◆ Preguntas
A: Reproduce de la nota sobre Herminia Flores todo lo que va desde "Su primer trabajo" hasta "de las Azucenas.".
B: Indica si cada afirmación concuerda con la nota sobre Herminia Flores. Responde sí o no y cita textualmente las palabras de la nota que lo determinan.
(i) La máquina de coser que usa se compró originalmente para dobladillar sábanas.
(ii) Su primera venta fue el ropón para el Niño Dormidito.
(iii) Aprendió corte y confección de su mamá.
C: Con base en la nota sobre Herminia Flores, explica en una a tres oraciones por qué sus creaciones tardan alrededor de un mes en estar listas.

CONFECCIONES DE FE

Xochimilco, Ciudad de México a 31 de enero de 2020.

CONFECCIONES DE FE

* Herminia Flores lleva más de 15 años dedicándose a bordar vestidos para Niños Dios

En Xochimilco celebrar el Día de la Candelaria es una de las tradiciones más arraigadas, el culto que se le rinde al niño Dios se puede palpar en las calles circundantes a las iglesias de la demarcación.

Cientos de familias visten a sus imágenes de Dios para llevarlo a la iglesia para ser bendecido en lo que se convierte en la máxima expresión del fervor religioso del año.

Herminia Flores Rosas, originaria del barrio de San Marcos, desde hace 15 años se ha dedicado a bordar de manera artesanal vestidos y ropones para imágenes religiosas, desde las más representativas de Xochimilco hasta las más pequeñas que la gente tiene en casa.

Antes de iniciar con este oficio, Doña Herminia ya tenía conocimiento en corte y confección que aprendió de su mamá. De hecho la máquina de coser que tiene en casa data de hace más de 20 años y se la compró su esposo para dobladillar las sábanas, pero ahora la usa para realizar sus creaciones.

Su primer trabajo fue para el niño Dios que su mamá tiene en casa; posteriormente, confeccionó el vestido que el Niñopa utilizó para el cambio de mayordomía en el 2006, esa fue su primera venta.

Después de ese ropón, le siguió uno para el Niño Dormidito que vistió en una adoración en ese mismo año. Las recomendaciones de boca en boca de su trabajo fueron la forma en cómo se fue dando a conocer.

Ha diseñado y confeccionado ropones para: los niños de Belem, de San Juan, de Xochitepec, de Santiago, de San Gregorio y el de las Azucenas.

También ha elaborado vestidos para la Virgen de Xaltocan, así como para la Virgen de Juquila y la Virgen de San Juan de los Lagos.

Sus creaciones están listas en un mes aproximadamente, ya que además del bordado hay vestidos que van pintados por su hija Maribel Escobar.

◆ Conjunto de datos
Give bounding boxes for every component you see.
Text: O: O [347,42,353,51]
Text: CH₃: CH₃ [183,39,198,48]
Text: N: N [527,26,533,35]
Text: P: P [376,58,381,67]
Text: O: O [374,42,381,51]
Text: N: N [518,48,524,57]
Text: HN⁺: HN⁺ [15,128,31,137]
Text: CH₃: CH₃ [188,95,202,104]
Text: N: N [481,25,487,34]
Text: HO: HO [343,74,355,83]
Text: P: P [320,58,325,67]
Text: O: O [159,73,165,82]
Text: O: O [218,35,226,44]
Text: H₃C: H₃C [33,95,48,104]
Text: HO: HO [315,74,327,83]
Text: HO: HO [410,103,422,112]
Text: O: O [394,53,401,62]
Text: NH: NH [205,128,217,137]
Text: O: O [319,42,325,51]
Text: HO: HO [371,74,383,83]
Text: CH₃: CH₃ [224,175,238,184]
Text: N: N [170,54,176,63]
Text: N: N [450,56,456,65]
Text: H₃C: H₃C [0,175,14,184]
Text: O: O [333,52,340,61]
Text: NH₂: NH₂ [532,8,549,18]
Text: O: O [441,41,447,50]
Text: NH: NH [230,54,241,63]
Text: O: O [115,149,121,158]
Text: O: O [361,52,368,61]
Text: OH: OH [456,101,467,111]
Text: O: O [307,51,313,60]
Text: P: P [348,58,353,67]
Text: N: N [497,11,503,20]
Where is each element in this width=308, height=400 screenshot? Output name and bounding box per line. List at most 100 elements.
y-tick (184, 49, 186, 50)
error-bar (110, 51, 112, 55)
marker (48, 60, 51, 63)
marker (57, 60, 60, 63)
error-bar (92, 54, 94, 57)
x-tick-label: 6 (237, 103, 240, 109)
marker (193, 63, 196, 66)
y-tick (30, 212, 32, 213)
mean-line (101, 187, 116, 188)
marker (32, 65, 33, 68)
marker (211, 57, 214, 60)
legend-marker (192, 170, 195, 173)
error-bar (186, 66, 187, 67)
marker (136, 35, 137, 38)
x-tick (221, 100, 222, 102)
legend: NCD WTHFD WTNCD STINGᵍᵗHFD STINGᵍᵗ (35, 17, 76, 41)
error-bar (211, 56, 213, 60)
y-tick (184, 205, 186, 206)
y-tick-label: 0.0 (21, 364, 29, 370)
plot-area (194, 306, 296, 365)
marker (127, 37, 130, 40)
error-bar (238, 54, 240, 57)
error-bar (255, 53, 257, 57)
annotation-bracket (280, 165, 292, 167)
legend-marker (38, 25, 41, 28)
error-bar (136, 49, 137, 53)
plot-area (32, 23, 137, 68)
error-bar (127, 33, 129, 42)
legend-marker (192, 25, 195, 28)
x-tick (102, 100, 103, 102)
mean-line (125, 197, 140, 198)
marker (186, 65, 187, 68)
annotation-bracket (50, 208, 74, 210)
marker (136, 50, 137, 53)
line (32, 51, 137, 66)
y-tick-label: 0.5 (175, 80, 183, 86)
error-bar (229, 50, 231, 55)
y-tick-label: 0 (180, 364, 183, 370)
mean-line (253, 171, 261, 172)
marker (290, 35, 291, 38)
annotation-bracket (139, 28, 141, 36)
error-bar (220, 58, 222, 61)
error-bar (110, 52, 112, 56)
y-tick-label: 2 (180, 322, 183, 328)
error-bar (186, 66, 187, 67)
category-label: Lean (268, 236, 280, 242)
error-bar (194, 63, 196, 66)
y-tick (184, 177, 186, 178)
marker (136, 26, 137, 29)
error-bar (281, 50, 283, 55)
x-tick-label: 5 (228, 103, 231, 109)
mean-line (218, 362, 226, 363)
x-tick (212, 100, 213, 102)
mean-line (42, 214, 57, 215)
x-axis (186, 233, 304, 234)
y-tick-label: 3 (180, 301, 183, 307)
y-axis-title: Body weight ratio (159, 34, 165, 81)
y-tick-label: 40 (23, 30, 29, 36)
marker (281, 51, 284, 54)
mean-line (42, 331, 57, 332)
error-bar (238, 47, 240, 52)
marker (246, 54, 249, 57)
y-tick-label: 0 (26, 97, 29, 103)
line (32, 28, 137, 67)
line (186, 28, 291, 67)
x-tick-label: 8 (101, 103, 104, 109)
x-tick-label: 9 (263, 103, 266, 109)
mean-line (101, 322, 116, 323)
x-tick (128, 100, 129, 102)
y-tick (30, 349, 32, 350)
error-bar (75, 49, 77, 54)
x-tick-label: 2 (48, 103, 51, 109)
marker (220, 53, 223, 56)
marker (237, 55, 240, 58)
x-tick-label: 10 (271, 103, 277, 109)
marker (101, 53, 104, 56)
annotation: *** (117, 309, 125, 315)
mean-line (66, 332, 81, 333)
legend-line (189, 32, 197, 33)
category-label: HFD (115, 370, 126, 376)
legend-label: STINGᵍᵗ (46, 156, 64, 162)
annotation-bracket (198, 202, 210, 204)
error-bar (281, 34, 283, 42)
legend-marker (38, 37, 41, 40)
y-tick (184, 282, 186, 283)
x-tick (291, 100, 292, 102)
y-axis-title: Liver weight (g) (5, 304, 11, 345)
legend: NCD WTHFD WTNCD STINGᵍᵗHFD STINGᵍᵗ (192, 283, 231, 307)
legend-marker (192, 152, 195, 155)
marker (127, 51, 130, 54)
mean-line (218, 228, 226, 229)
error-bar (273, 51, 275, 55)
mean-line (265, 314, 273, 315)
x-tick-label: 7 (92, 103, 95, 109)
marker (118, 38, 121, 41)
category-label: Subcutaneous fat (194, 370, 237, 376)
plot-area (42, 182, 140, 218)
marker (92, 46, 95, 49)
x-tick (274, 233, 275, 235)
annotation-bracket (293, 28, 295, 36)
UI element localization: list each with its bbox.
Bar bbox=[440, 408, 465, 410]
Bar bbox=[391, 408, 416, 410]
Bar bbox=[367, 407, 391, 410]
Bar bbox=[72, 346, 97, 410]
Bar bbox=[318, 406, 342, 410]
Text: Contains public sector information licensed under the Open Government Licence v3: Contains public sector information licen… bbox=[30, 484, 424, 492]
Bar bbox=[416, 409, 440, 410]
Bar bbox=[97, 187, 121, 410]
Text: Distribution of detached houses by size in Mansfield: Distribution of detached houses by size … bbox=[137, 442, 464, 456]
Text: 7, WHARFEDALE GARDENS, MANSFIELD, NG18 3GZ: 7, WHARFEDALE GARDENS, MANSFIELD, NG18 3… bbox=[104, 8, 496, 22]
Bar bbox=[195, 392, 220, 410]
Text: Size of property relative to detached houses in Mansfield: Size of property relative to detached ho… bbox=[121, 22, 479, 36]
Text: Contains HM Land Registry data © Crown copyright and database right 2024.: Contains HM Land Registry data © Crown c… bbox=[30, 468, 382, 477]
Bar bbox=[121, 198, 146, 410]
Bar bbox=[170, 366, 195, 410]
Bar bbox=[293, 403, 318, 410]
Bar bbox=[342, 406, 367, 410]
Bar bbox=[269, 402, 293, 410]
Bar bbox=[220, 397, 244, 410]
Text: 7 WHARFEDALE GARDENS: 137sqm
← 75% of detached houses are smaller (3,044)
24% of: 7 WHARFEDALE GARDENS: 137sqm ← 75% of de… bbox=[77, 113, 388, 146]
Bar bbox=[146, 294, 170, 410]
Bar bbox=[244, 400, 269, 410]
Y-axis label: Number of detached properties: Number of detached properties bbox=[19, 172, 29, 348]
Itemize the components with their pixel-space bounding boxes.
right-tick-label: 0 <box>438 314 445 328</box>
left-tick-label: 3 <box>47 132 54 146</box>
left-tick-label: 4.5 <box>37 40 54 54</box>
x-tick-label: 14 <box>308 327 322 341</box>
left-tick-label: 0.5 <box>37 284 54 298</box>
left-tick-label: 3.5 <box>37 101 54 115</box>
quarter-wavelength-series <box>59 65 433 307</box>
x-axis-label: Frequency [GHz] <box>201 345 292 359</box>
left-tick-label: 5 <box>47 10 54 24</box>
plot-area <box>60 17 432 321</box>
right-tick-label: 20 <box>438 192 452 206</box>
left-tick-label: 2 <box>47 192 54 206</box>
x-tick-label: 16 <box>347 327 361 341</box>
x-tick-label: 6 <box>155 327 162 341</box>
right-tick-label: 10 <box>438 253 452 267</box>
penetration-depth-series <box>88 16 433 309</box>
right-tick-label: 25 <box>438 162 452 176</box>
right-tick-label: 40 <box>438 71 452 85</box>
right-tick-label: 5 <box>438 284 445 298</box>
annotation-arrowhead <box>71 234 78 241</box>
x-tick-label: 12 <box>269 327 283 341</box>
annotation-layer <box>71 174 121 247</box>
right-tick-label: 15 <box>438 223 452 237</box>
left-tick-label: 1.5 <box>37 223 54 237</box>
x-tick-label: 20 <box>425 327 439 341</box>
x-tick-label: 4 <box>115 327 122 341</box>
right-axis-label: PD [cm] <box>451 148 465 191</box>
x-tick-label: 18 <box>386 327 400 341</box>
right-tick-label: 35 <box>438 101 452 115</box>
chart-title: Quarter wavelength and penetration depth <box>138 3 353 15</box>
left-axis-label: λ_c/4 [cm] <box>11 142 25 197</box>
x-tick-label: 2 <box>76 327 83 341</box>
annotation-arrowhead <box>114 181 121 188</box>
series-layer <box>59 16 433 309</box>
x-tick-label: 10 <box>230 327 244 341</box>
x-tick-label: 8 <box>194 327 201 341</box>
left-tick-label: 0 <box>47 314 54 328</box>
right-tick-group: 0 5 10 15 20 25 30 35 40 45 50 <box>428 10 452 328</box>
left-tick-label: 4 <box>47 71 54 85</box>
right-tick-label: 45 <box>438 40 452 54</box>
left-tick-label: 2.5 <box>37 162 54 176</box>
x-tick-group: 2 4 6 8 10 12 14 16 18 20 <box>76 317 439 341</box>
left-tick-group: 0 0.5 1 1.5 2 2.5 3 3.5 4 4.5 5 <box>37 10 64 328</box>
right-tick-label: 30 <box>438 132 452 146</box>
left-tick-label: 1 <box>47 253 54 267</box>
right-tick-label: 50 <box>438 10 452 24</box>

◆ Respuestas del ejercicio
A:
Su primer trabajo fue para el niño Dios que su mamá tiene en casa; posteriormente, confeccionó el vestido que el Niñopa utilizó para el cambio de mayordomía en el 2006, esa fue su primera venta.

Después de ese ropón, le siguió uno para el Niño Dormidito que vistió en una adoración en ese mismo año. Las recomendaciones de boca en boca de su trabajo fueron la forma en cómo se fue dando a conocer.

Ha diseñado y confeccionado ropones para: los niños de Belem, de San Juan, de Xochitepec, de Santiago, de San Gregorio y el de las Azucenas.

B:
(i) Sí: "se la compró su esposo para dobladillar las sábanas"
(ii) No: "confeccionó el vestido que el Niñopa utilizó para el cambio de mayordomía en el 2006, esa fue su primera venta"
(iii) Sí: "Doña Herminia ya tenía conocimiento en corte y confección que aprendió de su mamá"

C: Tardan aproximadamente un mes porque, además del bordado, algunos vestidos también llevan pintura. Esa pintura la hace su hija Maribel Escobar.